** begin **

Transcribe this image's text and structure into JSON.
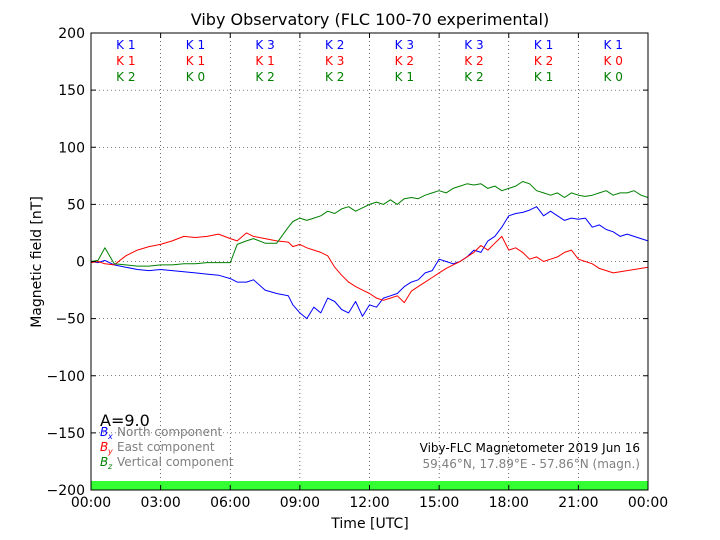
{
  "chart_data": {
    "type": "line",
    "title": "Viby Observatory (FLC 100-70 experimental)",
    "xlabel": "Time [UTC]",
    "ylabel": "Magnetic field [nT]",
    "xlim": [
      0,
      24
    ],
    "ylim": [
      -200,
      200
    ],
    "grid": true,
    "x_ticks": [
      0,
      3,
      6,
      9,
      12,
      15,
      18,
      21,
      24
    ],
    "x_tick_labels": [
      "00:00",
      "03:00",
      "06:00",
      "09:00",
      "12:00",
      "15:00",
      "18:00",
      "21:00",
      "00:00"
    ],
    "y_ticks": [
      -200,
      -150,
      -100,
      -50,
      0,
      50,
      100,
      150,
      200
    ],
    "y_tick_labels": [
      "−200",
      "−150",
      "−100",
      "−50",
      "0",
      "50",
      "100",
      "150",
      "200"
    ],
    "series": [
      {
        "name": "North component",
        "symbol": "B",
        "subscript": "x",
        "color": "#0000ff",
        "x": [
          0,
          0.3,
          0.6,
          1.0,
          1.5,
          2.0,
          2.5,
          3.0,
          3.5,
          4.0,
          4.5,
          5.0,
          5.5,
          6.0,
          6.3,
          6.7,
          7.0,
          7.5,
          8.0,
          8.5,
          8.7,
          9.0,
          9.3,
          9.6,
          9.9,
          10.2,
          10.5,
          10.8,
          11.1,
          11.4,
          11.7,
          12.0,
          12.3,
          12.6,
          12.9,
          13.2,
          13.5,
          13.8,
          14.1,
          14.4,
          14.7,
          15.0,
          15.3,
          15.6,
          15.9,
          16.2,
          16.5,
          16.8,
          17.1,
          17.4,
          17.7,
          18.0,
          18.3,
          18.6,
          18.9,
          19.2,
          19.5,
          19.8,
          20.1,
          20.4,
          20.7,
          21.0,
          21.3,
          21.6,
          21.9,
          22.2,
          22.5,
          22.8,
          23.1,
          23.4,
          23.7,
          24.0
        ],
        "values": [
          0,
          -1,
          1,
          -3,
          -5,
          -7,
          -8,
          -7,
          -8,
          -9,
          -10,
          -11,
          -12,
          -15,
          -18,
          -18,
          -16,
          -25,
          -28,
          -30,
          -38,
          -45,
          -50,
          -40,
          -45,
          -32,
          -35,
          -42,
          -45,
          -35,
          -48,
          -38,
          -40,
          -32,
          -30,
          -28,
          -22,
          -18,
          -16,
          -10,
          -8,
          2,
          0,
          -2,
          0,
          4,
          10,
          8,
          18,
          22,
          30,
          40,
          42,
          43,
          45,
          48,
          40,
          44,
          40,
          36,
          38,
          37,
          38,
          30,
          32,
          28,
          26,
          22,
          24,
          22,
          20,
          18
        ]
      },
      {
        "name": "East component",
        "symbol": "B",
        "subscript": "y",
        "color": "#ff0000",
        "x": [
          0,
          0.3,
          0.6,
          1.0,
          1.5,
          2.0,
          2.5,
          3.0,
          3.5,
          4.0,
          4.5,
          5.0,
          5.5,
          6.0,
          6.3,
          6.7,
          7.0,
          7.5,
          8.0,
          8.5,
          8.7,
          9.0,
          9.3,
          9.6,
          9.9,
          10.2,
          10.5,
          10.8,
          11.1,
          11.4,
          11.7,
          12.0,
          12.3,
          12.6,
          12.9,
          13.2,
          13.5,
          13.8,
          14.1,
          14.4,
          14.7,
          15.0,
          15.3,
          15.6,
          15.9,
          16.2,
          16.5,
          16.8,
          17.1,
          17.4,
          17.7,
          18.0,
          18.3,
          18.6,
          18.9,
          19.2,
          19.5,
          19.8,
          20.1,
          20.4,
          20.7,
          21.0,
          21.3,
          21.6,
          21.9,
          22.2,
          22.5,
          22.8,
          23.1,
          23.4,
          23.7,
          24.0
        ],
        "values": [
          -1,
          0,
          -2,
          -3,
          5,
          10,
          13,
          15,
          18,
          22,
          21,
          22,
          24,
          20,
          18,
          25,
          22,
          20,
          18,
          17,
          13,
          15,
          12,
          10,
          8,
          5,
          -5,
          -12,
          -18,
          -22,
          -25,
          -28,
          -32,
          -34,
          -32,
          -30,
          -36,
          -26,
          -22,
          -18,
          -14,
          -10,
          -6,
          -3,
          0,
          4,
          8,
          14,
          10,
          16,
          22,
          10,
          12,
          8,
          2,
          4,
          0,
          2,
          4,
          8,
          10,
          2,
          0,
          -2,
          -6,
          -8,
          -10,
          -9,
          -8,
          -7,
          -6,
          -5
        ]
      },
      {
        "name": "Vertical component",
        "symbol": "B",
        "subscript": "z",
        "color": "#008000",
        "x": [
          0,
          0.3,
          0.6,
          1.0,
          1.5,
          2.0,
          2.5,
          3.0,
          3.5,
          4.0,
          4.5,
          5.0,
          5.5,
          6.0,
          6.3,
          6.7,
          7.0,
          7.5,
          8.0,
          8.5,
          8.7,
          9.0,
          9.3,
          9.6,
          9.9,
          10.2,
          10.5,
          10.8,
          11.1,
          11.4,
          11.7,
          12.0,
          12.3,
          12.6,
          12.9,
          13.2,
          13.5,
          13.8,
          14.1,
          14.4,
          14.7,
          15.0,
          15.3,
          15.6,
          15.9,
          16.2,
          16.5,
          16.8,
          17.1,
          17.4,
          17.7,
          18.0,
          18.3,
          18.6,
          18.9,
          19.2,
          19.5,
          19.8,
          20.1,
          20.4,
          20.7,
          21.0,
          21.3,
          21.6,
          21.9,
          22.2,
          22.5,
          22.8,
          23.1,
          23.4,
          23.7,
          24.0
        ],
        "values": [
          0,
          1,
          12,
          -2,
          -3,
          -4,
          -4,
          -3,
          -3,
          -2,
          -2,
          -1,
          -1,
          -1,
          15,
          18,
          20,
          16,
          16,
          30,
          35,
          38,
          36,
          38,
          40,
          44,
          42,
          46,
          48,
          44,
          47,
          50,
          52,
          50,
          54,
          50,
          55,
          56,
          55,
          58,
          60,
          62,
          60,
          64,
          66,
          68,
          67,
          68,
          64,
          66,
          62,
          64,
          66,
          70,
          68,
          62,
          60,
          58,
          60,
          56,
          60,
          58,
          57,
          58,
          60,
          62,
          58,
          60,
          60,
          62,
          58,
          56
        ]
      }
    ],
    "k_index_rows": [
      {
        "color": "#0000ff",
        "values": [
          "K 1",
          "K 1",
          "K 3",
          "K 2",
          "K 3",
          "K 3",
          "K 1",
          "K 1"
        ]
      },
      {
        "color": "#ff0000",
        "values": [
          "K 1",
          "K 1",
          "K 1",
          "K 3",
          "K 2",
          "K 2",
          "K 2",
          "K 0"
        ]
      },
      {
        "color": "#008000",
        "values": [
          "K 2",
          "K 0",
          "K 2",
          "K 2",
          "K 1",
          "K 2",
          "K 1",
          "K 0"
        ]
      }
    ],
    "a_index_label": "A=9.0",
    "info_line1": "Viby-FLC Magnetometer 2019 Jun 16",
    "info_line2": "59.46°N, 17.89°E - 57.86°N (magn.)",
    "activity_bar_color": "#33ff33",
    "legend_text_color": "#808080"
  }
}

** end **

> **GOAL**
Copy each line above that contains the string "subscript".

> **TASK SOLUTION**
        "subscript": "x",
        "subscript": "y",
        "subscript": "z",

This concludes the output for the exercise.